Short exercise
Do not carry the pictures over; copy every other part of the entries exactly.

----------------

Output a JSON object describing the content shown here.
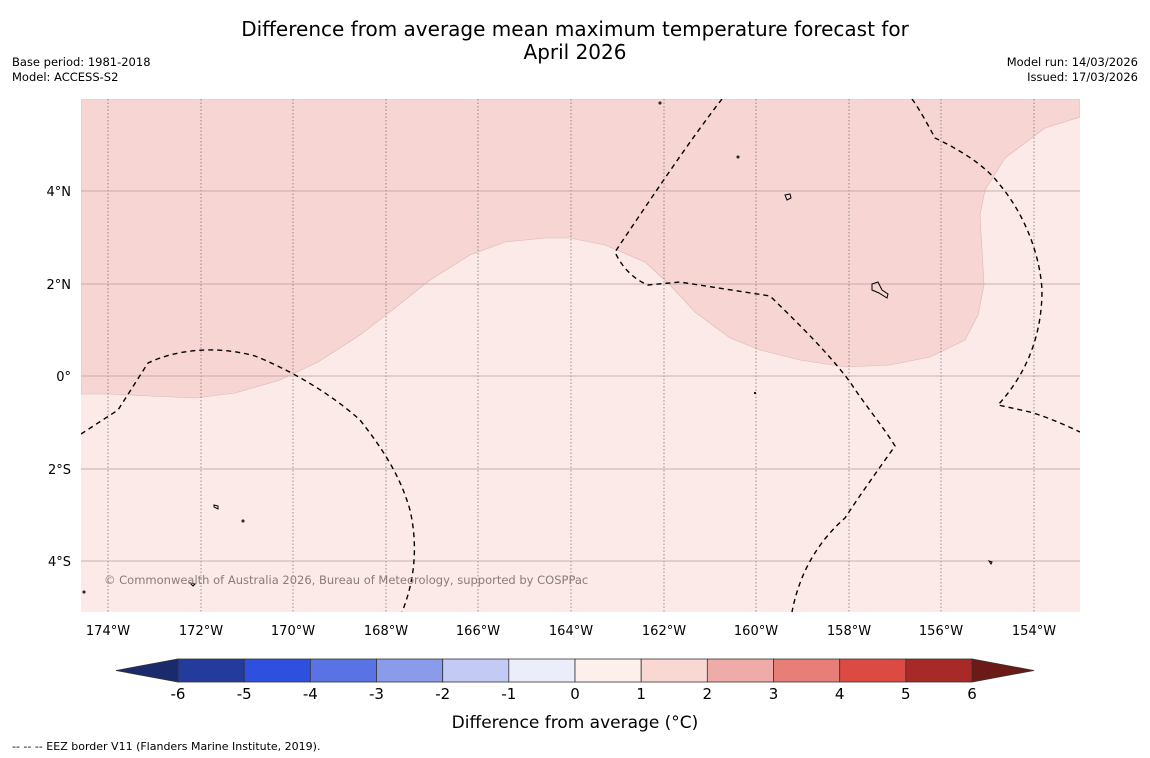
{
  "header": {
    "title_line1": "Difference from average mean maximum temperature forecast for",
    "title_line2": "April 2026",
    "base_period": "Base period: 1981-2018",
    "model": "Model: ACCESS-S2",
    "model_run": "Model run: 14/03/2026",
    "issued": "Issued: 17/03/2026"
  },
  "map": {
    "lon_labels": [
      "174°W",
      "172°W",
      "170°W",
      "168°W",
      "166°W",
      "164°W",
      "162°W",
      "160°W",
      "158°W",
      "156°W",
      "154°W"
    ],
    "lat_labels": [
      "4°N",
      "2°N",
      "0°",
      "2°S",
      "4°S"
    ],
    "copyright": "© Commonwealth of Australia 2026, Bureau of Meteorology, supported by COSPPac",
    "region_colors": {
      "zero_to_one": "#fbeae8",
      "one_to_two": "#f6d5d3"
    }
  },
  "colorbar": {
    "title": "Difference from average (°C)",
    "tick_labels": [
      "-6",
      "-5",
      "-4",
      "-3",
      "-2",
      "-1",
      "0",
      "1",
      "2",
      "3",
      "4",
      "5",
      "6"
    ],
    "colors": [
      "#233c9c",
      "#2f4fde",
      "#5a73e4",
      "#8a9bea",
      "#c3caf4",
      "#ecedfb",
      "#fcefec",
      "#f9d7d3",
      "#efaba7",
      "#e87e78",
      "#dc4b43",
      "#a82a26"
    ],
    "extend_low_color": "#1a2a6c",
    "extend_high_color": "#6b1a18"
  },
  "footer": {
    "legend_text": "--  --  -- EEZ border V11 (Flanders Marine Institute, 2019)."
  }
}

----------------

Solution
Output a JSON object describing the content shown here.
{
  "header": {
    "title_line1": "Difference from average mean maximum temperature forecast for",
    "title_line2": "April 2026",
    "base_period": "Base period: 1981-2018",
    "model": "Model: ACCESS-S2",
    "model_run": "Model run: 14/03/2026",
    "issued": "Issued: 17/03/2026"
  },
  "map": {
    "lon_labels": [
      "174°W",
      "172°W",
      "170°W",
      "168°W",
      "166°W",
      "164°W",
      "162°W",
      "160°W",
      "158°W",
      "156°W",
      "154°W"
    ],
    "lat_labels": [
      "4°N",
      "2°N",
      "0°",
      "2°S",
      "4°S"
    ],
    "copyright": "© Commonwealth of Australia 2026, Bureau of Meteorology, supported by COSPPac",
    "region_colors": {
      "zero_to_one": "#fbeae8",
      "one_to_two": "#f6d5d3"
    }
  },
  "colorbar": {
    "title": "Difference from average (°C)",
    "tick_labels": [
      "-6",
      "-5",
      "-4",
      "-3",
      "-2",
      "-1",
      "0",
      "1",
      "2",
      "3",
      "4",
      "5",
      "6"
    ],
    "colors": [
      "#233c9c",
      "#2f4fde",
      "#5a73e4",
      "#8a9bea",
      "#c3caf4",
      "#ecedfb",
      "#fcefec",
      "#f9d7d3",
      "#efaba7",
      "#e87e78",
      "#dc4b43",
      "#a82a26"
    ],
    "extend_low_color": "#1a2a6c",
    "extend_high_color": "#6b1a18"
  },
  "footer": {
    "legend_text": "--  --  -- EEZ border V11 (Flanders Marine Institute, 2019)."
  }
}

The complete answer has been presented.